[Some records]
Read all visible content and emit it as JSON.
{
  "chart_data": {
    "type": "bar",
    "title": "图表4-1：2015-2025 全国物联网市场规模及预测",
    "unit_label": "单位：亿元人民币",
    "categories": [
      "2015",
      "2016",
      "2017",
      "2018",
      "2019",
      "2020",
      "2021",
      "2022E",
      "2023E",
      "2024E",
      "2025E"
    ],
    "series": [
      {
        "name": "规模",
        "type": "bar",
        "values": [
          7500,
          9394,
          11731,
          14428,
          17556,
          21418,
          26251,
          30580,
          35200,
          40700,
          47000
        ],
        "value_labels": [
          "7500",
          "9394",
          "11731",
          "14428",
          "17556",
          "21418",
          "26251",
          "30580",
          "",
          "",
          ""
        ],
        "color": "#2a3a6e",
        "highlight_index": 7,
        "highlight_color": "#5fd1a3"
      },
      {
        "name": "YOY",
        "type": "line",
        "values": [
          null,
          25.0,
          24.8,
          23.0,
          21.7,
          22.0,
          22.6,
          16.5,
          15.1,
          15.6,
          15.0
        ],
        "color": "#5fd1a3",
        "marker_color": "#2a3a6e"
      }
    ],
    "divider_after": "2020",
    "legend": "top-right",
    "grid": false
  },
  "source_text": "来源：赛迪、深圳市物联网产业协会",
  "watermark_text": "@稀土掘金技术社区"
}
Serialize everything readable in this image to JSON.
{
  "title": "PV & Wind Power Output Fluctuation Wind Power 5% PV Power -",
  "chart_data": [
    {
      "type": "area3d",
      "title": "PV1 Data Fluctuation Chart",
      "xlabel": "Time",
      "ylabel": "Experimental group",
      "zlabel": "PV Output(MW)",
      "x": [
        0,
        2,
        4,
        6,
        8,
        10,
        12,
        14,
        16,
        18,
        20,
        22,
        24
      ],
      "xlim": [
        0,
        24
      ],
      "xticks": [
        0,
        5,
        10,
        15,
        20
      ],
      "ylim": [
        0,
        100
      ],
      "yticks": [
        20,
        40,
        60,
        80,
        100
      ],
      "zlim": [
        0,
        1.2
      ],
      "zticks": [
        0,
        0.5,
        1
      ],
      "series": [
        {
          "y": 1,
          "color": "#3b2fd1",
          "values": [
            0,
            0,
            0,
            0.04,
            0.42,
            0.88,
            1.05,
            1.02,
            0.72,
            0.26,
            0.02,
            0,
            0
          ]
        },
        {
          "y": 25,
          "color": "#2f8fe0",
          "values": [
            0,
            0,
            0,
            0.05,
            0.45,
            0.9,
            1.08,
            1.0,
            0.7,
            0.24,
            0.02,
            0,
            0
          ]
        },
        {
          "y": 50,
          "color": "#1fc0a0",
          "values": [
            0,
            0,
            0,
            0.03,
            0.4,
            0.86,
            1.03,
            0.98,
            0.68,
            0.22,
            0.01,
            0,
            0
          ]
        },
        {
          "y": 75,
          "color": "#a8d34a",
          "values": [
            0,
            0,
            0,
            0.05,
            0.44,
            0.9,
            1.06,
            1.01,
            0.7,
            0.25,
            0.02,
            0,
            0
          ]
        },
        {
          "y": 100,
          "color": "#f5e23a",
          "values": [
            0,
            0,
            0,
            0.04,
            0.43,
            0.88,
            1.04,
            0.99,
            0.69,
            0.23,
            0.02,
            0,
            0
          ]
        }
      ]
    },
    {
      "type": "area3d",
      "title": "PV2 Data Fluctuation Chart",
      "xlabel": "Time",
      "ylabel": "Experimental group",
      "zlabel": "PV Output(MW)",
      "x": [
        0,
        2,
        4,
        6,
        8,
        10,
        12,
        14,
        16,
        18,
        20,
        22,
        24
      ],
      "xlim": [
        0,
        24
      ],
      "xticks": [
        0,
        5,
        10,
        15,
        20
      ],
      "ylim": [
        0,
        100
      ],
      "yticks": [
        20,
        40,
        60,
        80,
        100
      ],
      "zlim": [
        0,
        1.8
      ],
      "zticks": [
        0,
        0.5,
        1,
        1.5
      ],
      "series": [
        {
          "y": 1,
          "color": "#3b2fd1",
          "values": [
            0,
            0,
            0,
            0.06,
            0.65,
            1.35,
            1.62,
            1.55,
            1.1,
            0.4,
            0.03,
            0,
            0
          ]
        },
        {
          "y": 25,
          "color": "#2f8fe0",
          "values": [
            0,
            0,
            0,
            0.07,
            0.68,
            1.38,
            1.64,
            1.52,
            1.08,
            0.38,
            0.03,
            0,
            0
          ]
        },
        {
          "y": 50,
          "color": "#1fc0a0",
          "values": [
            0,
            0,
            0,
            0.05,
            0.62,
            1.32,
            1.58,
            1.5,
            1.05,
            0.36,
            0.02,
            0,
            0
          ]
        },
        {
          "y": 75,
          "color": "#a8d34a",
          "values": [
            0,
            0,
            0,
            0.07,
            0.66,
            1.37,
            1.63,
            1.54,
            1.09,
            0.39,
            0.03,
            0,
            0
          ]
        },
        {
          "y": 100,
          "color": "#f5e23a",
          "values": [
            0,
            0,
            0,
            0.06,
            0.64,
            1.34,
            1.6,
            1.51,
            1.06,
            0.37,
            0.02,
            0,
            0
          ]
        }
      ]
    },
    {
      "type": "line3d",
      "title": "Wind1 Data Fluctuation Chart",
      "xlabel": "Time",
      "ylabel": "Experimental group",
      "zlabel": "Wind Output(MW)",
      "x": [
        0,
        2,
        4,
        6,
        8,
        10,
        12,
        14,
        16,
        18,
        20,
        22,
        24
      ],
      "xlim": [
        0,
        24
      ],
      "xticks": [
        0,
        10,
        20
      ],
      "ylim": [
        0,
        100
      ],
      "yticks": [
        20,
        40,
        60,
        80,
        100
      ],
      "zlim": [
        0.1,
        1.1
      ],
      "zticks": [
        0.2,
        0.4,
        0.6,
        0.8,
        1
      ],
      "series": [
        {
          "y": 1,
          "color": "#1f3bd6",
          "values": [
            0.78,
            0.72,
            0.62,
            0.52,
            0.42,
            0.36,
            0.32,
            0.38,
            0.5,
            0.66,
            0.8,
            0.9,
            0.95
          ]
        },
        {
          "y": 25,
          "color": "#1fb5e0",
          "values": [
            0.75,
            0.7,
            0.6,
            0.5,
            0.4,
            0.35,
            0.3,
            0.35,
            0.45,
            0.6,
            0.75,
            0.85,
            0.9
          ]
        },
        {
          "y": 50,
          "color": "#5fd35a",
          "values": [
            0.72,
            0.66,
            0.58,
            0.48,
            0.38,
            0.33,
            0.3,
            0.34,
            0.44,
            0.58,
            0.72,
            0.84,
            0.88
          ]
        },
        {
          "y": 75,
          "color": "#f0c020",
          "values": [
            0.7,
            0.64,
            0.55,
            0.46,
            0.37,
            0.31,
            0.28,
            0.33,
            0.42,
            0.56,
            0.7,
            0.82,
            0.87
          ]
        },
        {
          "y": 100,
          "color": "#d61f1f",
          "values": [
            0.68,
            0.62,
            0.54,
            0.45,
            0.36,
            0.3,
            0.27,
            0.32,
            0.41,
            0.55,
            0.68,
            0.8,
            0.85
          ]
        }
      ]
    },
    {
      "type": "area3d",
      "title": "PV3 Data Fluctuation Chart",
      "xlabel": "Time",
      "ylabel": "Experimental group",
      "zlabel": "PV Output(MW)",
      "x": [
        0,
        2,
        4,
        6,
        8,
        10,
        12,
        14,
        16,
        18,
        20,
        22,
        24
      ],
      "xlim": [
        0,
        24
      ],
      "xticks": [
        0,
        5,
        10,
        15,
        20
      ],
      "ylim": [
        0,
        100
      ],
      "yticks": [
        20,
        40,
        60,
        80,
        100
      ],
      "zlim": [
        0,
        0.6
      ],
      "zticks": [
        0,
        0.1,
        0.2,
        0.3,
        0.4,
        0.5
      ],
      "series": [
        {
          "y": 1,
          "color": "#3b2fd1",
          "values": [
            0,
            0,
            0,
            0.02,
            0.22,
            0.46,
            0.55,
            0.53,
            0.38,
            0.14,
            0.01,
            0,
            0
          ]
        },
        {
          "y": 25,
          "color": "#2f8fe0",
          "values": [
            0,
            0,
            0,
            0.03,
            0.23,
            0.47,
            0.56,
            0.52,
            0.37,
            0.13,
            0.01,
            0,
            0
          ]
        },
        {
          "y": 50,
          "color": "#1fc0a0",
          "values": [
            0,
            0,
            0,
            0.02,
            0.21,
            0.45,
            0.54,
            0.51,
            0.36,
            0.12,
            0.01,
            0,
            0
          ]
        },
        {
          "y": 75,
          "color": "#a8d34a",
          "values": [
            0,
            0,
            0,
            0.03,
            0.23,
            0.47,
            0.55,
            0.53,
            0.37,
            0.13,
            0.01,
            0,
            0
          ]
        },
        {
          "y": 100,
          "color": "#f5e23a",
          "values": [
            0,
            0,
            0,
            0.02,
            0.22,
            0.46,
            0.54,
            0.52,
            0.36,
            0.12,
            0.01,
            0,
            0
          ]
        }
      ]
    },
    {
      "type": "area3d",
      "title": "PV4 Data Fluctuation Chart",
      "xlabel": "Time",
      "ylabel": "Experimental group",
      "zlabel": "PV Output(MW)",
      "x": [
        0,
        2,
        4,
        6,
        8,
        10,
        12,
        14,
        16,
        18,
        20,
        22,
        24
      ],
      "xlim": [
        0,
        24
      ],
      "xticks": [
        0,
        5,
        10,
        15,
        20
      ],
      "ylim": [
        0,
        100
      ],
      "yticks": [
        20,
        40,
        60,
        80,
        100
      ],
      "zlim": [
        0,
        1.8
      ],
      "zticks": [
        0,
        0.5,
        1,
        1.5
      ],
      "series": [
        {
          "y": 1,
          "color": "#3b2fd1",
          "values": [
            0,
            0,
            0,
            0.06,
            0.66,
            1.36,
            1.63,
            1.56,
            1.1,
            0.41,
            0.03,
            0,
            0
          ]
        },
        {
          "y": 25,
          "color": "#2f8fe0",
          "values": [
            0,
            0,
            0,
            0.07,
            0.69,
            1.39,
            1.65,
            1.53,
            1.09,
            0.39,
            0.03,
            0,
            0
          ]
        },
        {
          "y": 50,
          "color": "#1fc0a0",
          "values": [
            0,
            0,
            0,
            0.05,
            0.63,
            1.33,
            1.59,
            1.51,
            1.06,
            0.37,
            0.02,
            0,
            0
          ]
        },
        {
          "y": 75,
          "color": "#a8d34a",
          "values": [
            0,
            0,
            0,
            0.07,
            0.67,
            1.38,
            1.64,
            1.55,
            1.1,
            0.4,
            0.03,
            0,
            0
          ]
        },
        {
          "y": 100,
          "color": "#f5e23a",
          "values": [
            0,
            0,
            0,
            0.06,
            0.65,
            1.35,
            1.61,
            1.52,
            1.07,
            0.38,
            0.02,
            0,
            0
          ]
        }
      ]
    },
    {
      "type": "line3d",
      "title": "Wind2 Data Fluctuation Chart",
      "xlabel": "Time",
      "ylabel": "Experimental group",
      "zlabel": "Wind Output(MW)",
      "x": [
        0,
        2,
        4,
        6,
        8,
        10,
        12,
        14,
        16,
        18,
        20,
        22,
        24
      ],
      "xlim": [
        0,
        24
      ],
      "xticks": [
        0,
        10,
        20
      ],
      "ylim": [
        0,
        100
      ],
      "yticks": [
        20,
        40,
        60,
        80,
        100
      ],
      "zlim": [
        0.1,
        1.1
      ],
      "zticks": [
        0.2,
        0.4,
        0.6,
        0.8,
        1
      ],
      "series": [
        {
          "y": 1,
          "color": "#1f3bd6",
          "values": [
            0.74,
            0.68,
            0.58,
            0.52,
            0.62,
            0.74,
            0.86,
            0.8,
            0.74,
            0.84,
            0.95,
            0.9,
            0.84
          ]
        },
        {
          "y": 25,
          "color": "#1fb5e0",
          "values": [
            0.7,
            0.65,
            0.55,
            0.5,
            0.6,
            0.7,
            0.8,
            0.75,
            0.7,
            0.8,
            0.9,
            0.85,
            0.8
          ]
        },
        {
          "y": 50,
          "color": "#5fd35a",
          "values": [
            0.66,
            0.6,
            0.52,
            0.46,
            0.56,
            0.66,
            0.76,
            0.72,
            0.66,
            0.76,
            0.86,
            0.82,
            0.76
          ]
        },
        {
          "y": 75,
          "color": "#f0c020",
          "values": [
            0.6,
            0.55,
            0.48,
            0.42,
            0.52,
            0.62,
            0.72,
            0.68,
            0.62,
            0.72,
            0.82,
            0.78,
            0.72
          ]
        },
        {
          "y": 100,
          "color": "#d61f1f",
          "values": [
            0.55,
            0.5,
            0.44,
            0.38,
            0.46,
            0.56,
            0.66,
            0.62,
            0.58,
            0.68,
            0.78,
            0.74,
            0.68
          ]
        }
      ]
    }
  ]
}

[WHAT TO WORK ON] Copy out each line of the material that holds the word "Fluctuation".

[ANSWER TO THE PROBLEM]
  "title": "PV & Wind Power Output Fluctuation Wind Power 5% PV Power -",
      "title": "PV1 Data Fluctuation Chart",
      "title": "PV2 Data Fluctuation Chart",
      "title": "Wind1 Data Fluctuation Chart",
      "title": "PV3 Data Fluctuation Chart",
      "title": "PV4 Data Fluctuation Chart",
      "title": "Wind2 Data Fluctuation Chart",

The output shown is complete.